**GOAL:** Quote the records beneath, complete and exact. Leave out images.

(Data entries)

* Start *

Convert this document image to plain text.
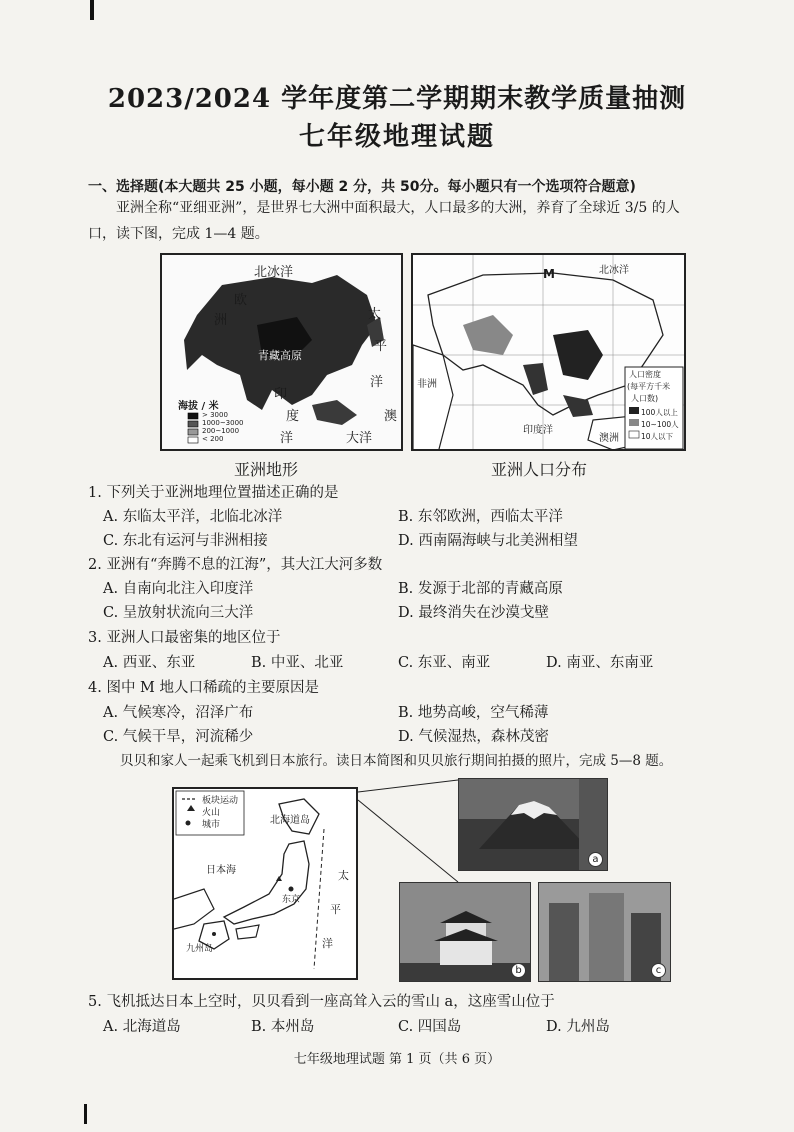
2023/2024 学年度第二学期期末教学质量抽测
七年级地理试题
一、选择题(本大题共 25 小题，每小题 2 分，共 50分。每小题只有一个选项符合题意)
亚洲全称“亚细亚洲”，是世界七大洲中面积最大，人口最多的大洲，养育了全球近 3/5 的人
口，读下图，完成 1—4 题。
北冰洋
欧
洲	太
平
洋
青藏高原
印
度
洋
澳
大洋
海拔 / 米
> 3000
1000~3000
200~1000
< 200
亚洲地形
北冰洋
M
非洲
印度洋
澳洲
人口密度
(每平方千米
人口数)
100人以上
10~100人
10人以下
亚洲人口分布
1. 下列关于亚洲地理位置描述正确的是
A. 东临太平洋，北临北冰洋	B. 东邻欧洲，西临太平洋
C. 东北有运河与非洲相接	D. 西南隔海峡与北美洲相望
2. 亚洲有“奔腾不息的江海”，其大江大河多数
A. 自南向北注入印度洋	B. 发源于北部的青藏高原
C. 呈放射状流向三大洋	D. 最终消失在沙漠戈壁
3. 亚洲人口最密集的地区位于
A. 西亚、东亚	B. 中亚、北亚	C. 东亚、南亚	D. 南亚、东南亚
4. 图中 M 地人口稀疏的主要原因是
A. 气候寒冷，沼泽广布	B. 地势高峻，空气稀薄
C. 气候干旱，河流稀少	D. 气候湿热，森林茂密
贝贝和家人一起乘飞机到日本旅行。读日本简图和贝贝旅行期间拍摄的照片，完成 5—8 题。
板块运动
火山
城市	北海道岛
日本海
东京
九州岛
太
平
洋
a
b	c
5. 飞机抵达日本上空时，贝贝看到一座高耸入云的雪山 a，这座雪山位于
A. 北海道岛	B. 本州岛	C. 四国岛	D. 九州岛
七年级地理试题 第 1 页（共 6 页）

* End *

**FINISHED EXERCISE:**
Convert this document image to plain text.
2023/2024 学年度第二学期期末教学质量抽测
七年级地理试题
一、选择题(本大题共 25 小题，每小题 2 分，共 50分。每小题只有一个选项符合题意)
亚洲全称“亚细亚洲”，是世界七大洲中面积最大，人口最多的大洲，养育了全球近 3/5 的人
口，读下图，完成 1—4 题。
北冰洋
欧
洲	太
平
洋
青藏高原
印
度
洋
澳
大洋
海拔 / 米
> 3000
1000~3000
200~1000
< 200
亚洲地形
北冰洋
M
非洲
印度洋
澳洲
人口密度
(每平方千米
人口数)
100人以上
10~100人
10人以下
亚洲人口分布
1. 下列关于亚洲地理位置描述正确的是
A. 东临太平洋，北临北冰洋	B. 东邻欧洲，西临太平洋
C. 东北有运河与非洲相接	D. 西南隔海峡与北美洲相望
2. 亚洲有“奔腾不息的江海”，其大江大河多数
A. 自南向北注入印度洋	B. 发源于北部的青藏高原
C. 呈放射状流向三大洋	D. 最终消失在沙漠戈壁
3. 亚洲人口最密集的地区位于
A. 西亚、东亚	B. 中亚、北亚	C. 东亚、南亚	D. 南亚、东南亚
4. 图中 M 地人口稀疏的主要原因是
A. 气候寒冷，沼泽广布	B. 地势高峻，空气稀薄
C. 气候干旱，河流稀少	D. 气候湿热，森林茂密
贝贝和家人一起乘飞机到日本旅行。读日本简图和贝贝旅行期间拍摄的照片，完成 5—8 题。
板块运动
火山
城市	北海道岛
日本海
东京
九州岛
太
平
洋
a
b	c
5. 飞机抵达日本上空时，贝贝看到一座高耸入云的雪山 a，这座雪山位于
A. 北海道岛	B. 本州岛	C. 四国岛	D. 九州岛
七年级地理试题 第 1 页（共 6 页）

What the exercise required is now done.